─── Data supplied

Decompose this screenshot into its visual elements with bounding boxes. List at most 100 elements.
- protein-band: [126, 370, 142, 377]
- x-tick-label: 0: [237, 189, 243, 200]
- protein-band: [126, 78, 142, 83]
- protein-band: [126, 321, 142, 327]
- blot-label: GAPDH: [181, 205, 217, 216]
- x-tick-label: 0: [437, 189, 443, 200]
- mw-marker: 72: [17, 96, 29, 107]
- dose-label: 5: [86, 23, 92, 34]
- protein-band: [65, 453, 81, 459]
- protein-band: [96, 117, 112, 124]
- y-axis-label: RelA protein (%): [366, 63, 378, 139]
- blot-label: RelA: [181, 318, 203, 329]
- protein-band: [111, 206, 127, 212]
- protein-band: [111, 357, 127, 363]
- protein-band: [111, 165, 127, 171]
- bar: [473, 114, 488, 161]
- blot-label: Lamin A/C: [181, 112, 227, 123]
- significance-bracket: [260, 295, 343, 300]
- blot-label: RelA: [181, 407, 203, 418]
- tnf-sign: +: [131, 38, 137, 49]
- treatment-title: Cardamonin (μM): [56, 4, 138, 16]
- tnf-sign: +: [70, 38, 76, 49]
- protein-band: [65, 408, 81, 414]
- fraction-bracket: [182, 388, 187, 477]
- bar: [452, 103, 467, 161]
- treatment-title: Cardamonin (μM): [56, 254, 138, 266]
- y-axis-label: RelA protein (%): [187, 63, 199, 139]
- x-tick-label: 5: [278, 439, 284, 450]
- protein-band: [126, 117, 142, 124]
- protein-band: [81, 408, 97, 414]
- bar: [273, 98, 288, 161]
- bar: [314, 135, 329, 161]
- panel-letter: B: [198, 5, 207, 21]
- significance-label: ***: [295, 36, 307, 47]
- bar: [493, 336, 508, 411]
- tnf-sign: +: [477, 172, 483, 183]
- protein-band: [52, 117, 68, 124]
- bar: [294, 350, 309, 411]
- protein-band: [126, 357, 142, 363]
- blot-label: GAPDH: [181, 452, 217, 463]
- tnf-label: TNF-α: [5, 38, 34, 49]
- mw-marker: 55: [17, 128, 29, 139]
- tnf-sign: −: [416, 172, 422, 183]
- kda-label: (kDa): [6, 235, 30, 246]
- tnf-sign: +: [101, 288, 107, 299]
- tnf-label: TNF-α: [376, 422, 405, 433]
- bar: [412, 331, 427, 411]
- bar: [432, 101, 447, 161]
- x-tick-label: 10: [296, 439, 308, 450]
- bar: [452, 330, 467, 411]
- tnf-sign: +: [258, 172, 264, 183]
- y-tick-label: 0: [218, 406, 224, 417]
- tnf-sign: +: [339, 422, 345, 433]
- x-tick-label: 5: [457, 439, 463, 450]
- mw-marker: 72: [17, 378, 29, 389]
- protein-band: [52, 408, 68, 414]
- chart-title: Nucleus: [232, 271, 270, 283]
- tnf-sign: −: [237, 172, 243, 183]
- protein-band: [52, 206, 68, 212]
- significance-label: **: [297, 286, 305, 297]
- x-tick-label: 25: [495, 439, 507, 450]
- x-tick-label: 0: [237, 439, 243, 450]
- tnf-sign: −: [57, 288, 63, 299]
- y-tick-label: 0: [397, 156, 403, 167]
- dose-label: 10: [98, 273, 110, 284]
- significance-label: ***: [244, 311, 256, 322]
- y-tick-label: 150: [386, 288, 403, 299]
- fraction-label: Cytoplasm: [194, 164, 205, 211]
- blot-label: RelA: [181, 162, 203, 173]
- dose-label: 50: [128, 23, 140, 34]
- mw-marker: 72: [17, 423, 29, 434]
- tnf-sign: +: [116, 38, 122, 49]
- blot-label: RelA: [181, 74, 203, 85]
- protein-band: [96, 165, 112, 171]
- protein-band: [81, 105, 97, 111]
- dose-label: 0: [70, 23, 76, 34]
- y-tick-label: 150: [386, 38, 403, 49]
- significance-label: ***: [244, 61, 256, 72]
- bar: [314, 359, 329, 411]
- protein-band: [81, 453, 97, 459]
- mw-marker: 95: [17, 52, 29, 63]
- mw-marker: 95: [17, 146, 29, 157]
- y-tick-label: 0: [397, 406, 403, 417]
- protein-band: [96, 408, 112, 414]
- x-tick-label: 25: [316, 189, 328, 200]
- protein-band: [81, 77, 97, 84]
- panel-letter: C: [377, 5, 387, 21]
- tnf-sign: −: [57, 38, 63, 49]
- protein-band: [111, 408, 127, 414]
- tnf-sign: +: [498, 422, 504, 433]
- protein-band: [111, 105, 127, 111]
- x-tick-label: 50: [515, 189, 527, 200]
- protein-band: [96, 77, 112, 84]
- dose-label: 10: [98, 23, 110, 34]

──────
─── Data supplied

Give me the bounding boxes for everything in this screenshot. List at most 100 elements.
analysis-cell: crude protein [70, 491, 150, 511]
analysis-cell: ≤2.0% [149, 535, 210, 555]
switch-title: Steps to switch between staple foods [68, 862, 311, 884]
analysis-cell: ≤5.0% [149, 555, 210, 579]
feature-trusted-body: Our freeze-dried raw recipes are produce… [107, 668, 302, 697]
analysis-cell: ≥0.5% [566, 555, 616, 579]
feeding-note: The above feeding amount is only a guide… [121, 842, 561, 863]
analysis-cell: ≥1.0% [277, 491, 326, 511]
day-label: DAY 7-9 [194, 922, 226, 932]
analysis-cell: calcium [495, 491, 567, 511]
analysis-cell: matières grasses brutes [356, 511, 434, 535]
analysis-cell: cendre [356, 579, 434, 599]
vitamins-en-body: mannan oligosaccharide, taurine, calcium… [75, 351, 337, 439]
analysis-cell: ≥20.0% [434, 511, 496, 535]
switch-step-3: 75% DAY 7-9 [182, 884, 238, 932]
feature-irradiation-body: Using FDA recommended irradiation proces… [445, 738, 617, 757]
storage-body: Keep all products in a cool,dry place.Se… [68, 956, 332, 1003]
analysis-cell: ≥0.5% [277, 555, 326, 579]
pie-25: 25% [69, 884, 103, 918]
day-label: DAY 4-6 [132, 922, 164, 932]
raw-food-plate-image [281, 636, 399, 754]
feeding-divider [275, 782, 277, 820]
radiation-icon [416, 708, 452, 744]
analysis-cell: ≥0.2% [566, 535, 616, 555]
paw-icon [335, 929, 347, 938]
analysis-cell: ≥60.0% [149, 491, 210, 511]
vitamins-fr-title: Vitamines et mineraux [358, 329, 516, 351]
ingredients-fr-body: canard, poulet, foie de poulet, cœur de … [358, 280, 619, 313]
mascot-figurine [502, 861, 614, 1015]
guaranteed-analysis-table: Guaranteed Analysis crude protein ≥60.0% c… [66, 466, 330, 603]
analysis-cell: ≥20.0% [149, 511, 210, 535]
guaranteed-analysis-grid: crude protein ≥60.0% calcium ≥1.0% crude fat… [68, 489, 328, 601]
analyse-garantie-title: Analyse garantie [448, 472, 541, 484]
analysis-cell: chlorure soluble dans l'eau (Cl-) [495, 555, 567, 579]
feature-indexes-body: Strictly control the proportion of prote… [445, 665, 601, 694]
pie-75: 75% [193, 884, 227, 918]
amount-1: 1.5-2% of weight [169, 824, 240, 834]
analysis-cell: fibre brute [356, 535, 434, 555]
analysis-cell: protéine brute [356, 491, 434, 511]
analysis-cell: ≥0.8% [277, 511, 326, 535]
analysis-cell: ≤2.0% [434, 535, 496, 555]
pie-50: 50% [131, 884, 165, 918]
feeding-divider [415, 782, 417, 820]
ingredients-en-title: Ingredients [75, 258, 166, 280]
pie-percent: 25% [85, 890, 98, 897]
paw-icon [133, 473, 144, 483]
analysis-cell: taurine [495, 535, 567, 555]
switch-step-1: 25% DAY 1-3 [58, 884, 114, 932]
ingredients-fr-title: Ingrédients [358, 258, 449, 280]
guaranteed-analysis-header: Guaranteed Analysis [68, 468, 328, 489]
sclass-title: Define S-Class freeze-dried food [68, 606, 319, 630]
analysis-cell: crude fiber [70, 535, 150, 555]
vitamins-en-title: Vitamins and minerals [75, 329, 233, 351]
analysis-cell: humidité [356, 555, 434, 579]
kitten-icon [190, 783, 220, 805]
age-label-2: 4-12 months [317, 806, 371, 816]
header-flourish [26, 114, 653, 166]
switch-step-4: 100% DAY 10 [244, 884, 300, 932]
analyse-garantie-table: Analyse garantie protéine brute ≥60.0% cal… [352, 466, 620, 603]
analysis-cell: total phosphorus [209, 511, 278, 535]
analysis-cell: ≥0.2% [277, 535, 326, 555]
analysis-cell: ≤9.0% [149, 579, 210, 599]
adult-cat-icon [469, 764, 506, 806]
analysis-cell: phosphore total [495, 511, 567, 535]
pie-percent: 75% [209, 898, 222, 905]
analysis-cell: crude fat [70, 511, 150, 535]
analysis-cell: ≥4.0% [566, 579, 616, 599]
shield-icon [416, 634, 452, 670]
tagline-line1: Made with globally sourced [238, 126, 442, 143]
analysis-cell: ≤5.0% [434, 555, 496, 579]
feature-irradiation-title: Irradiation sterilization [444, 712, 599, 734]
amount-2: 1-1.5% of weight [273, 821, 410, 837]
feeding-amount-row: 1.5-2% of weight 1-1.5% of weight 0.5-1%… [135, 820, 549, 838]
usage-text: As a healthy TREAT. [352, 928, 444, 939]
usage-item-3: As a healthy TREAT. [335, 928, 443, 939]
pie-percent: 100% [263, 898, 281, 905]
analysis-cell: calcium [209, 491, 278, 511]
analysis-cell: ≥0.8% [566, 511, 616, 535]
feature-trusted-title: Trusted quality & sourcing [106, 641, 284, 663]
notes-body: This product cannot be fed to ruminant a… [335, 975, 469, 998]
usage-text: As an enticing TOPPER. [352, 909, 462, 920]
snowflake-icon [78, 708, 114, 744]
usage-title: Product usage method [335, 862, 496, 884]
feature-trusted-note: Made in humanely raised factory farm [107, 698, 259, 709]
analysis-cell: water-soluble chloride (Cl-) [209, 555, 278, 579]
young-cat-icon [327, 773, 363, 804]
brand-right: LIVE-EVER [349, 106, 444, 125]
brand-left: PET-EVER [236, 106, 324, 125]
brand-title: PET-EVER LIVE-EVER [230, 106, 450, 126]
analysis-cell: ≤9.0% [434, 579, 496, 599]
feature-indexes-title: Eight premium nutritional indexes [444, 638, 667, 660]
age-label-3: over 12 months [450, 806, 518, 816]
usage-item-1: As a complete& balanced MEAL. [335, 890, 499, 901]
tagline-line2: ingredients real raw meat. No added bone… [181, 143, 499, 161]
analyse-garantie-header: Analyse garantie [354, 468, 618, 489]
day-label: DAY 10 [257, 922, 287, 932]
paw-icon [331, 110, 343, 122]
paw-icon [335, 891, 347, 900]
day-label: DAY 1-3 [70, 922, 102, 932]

──────
─── Data supplied

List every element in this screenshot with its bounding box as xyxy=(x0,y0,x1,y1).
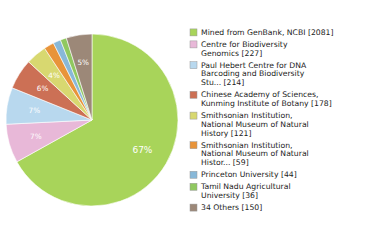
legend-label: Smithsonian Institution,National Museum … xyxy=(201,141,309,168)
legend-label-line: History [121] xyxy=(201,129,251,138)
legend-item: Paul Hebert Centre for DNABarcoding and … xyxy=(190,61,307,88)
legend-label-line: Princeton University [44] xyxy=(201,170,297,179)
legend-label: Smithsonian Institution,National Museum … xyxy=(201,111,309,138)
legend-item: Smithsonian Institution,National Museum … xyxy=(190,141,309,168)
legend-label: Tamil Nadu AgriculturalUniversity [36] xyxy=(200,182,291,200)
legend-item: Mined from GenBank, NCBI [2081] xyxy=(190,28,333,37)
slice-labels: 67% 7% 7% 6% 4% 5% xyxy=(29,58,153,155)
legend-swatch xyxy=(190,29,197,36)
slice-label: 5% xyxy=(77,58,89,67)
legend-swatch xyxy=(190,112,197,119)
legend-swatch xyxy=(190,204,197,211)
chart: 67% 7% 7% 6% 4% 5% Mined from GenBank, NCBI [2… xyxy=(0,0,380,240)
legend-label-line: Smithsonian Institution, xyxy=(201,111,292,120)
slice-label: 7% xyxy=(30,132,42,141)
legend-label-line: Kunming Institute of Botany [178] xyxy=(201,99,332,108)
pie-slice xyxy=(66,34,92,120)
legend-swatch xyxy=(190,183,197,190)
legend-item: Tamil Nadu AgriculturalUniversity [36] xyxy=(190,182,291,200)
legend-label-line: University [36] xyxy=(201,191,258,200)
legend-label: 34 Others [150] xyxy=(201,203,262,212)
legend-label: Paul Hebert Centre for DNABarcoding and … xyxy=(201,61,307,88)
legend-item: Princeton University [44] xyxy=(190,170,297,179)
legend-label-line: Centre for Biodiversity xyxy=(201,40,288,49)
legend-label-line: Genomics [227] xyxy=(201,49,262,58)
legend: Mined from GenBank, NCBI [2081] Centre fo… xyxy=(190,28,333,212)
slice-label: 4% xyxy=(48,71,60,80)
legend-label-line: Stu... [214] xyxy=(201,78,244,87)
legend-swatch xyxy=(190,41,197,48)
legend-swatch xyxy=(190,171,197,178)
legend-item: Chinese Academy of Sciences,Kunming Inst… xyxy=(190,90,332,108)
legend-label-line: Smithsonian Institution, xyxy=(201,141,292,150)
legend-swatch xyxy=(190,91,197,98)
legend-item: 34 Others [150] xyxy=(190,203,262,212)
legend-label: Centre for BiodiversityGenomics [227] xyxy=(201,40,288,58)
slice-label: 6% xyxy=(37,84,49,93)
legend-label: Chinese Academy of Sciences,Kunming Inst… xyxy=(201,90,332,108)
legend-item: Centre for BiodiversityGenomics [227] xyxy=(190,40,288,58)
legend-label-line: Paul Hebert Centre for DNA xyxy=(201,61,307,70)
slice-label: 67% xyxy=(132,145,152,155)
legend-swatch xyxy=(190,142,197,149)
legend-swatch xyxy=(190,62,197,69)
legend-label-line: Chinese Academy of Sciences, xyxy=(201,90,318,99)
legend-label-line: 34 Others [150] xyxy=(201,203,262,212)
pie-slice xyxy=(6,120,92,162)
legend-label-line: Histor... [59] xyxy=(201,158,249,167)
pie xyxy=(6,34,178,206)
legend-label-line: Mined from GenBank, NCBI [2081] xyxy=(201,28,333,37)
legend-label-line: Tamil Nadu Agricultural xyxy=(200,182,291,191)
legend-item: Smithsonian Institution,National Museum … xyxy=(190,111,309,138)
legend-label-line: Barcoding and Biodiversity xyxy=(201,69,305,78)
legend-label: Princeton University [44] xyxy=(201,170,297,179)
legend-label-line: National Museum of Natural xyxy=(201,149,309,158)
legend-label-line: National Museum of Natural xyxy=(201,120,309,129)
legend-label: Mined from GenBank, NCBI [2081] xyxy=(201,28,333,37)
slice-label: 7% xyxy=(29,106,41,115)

──────

All lines above that contain "dried" are required in the answer.

feature-trusted-body: Our freeze-dried raw recipes are produce… [107, 668, 302, 697]
sclass-title: Define S-Class freeze-dried food [68, 606, 319, 630]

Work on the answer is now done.